● **Given records**
○ ○ ○ ○

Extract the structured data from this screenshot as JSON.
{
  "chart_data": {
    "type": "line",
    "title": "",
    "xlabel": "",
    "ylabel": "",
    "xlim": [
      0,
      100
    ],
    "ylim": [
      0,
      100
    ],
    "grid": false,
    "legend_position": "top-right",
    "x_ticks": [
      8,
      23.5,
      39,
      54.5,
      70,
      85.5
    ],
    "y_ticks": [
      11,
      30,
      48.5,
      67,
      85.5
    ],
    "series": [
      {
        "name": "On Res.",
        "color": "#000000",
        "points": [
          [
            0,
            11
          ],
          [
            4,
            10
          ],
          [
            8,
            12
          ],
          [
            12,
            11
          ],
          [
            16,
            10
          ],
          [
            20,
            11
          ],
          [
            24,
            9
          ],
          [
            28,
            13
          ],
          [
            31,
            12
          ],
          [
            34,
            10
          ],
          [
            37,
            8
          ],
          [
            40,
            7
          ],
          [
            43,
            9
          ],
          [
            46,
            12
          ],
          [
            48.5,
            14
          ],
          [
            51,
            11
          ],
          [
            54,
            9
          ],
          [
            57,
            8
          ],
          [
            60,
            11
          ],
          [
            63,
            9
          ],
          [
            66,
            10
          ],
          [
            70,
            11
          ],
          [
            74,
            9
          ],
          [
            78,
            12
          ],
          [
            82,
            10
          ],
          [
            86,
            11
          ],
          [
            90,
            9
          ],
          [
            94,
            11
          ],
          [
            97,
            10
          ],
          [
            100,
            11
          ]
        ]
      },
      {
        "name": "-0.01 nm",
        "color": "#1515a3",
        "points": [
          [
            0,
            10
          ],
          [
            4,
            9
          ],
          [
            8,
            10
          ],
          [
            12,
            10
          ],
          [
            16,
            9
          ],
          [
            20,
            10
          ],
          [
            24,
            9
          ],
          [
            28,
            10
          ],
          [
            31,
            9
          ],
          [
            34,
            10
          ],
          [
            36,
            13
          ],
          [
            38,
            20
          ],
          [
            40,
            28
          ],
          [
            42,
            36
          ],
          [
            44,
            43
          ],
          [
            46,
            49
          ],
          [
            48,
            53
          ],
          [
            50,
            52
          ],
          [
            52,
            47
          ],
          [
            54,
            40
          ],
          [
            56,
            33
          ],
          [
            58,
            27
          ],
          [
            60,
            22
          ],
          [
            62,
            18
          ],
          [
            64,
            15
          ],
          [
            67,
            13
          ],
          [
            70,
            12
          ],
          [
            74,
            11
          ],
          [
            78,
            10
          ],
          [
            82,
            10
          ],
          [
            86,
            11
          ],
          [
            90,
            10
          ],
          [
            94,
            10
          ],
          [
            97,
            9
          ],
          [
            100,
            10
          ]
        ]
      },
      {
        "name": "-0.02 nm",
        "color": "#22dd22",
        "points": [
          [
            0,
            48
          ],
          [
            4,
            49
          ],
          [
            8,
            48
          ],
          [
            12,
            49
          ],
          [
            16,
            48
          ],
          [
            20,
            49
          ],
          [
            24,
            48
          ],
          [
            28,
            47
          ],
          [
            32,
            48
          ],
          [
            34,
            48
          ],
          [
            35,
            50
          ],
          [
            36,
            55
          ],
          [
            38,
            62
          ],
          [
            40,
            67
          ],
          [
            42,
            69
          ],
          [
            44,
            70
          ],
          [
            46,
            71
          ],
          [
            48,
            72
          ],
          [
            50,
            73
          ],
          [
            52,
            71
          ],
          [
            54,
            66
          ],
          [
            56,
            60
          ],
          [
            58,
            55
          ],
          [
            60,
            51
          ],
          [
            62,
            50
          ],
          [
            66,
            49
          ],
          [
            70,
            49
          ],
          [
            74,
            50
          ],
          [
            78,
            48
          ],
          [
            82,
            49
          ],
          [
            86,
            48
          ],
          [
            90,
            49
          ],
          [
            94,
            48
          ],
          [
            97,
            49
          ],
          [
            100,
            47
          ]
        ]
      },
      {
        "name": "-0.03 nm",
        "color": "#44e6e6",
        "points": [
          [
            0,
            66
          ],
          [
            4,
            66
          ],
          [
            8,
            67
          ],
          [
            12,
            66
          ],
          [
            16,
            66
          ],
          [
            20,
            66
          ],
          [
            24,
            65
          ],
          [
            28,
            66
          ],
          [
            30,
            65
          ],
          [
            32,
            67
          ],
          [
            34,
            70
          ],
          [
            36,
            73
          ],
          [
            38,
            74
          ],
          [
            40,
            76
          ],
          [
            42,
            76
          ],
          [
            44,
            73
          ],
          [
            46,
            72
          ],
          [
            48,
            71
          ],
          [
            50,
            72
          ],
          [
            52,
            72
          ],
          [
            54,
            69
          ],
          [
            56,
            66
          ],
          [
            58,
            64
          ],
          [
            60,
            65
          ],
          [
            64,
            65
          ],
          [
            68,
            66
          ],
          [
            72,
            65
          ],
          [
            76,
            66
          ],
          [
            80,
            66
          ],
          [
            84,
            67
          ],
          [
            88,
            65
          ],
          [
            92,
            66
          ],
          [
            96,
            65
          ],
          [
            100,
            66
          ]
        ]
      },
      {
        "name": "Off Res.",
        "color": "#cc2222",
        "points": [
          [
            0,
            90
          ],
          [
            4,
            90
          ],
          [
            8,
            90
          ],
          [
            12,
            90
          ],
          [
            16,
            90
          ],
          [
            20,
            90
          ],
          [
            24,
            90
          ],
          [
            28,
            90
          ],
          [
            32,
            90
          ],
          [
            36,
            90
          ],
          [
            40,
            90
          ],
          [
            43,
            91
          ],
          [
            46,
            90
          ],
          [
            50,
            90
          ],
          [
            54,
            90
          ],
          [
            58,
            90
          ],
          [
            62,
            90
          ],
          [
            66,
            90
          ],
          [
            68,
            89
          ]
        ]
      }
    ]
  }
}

○ ○ ○ ○

● **The exercise**
Keep only those lines of the records that hold "name", and return them.

● **Reply to the exercise**
        "name": "On Res.",
        "name": "-0.01 nm",
        "name": "-0.02 nm",
        "name": "-0.03 nm",
        "name": "Off Res.",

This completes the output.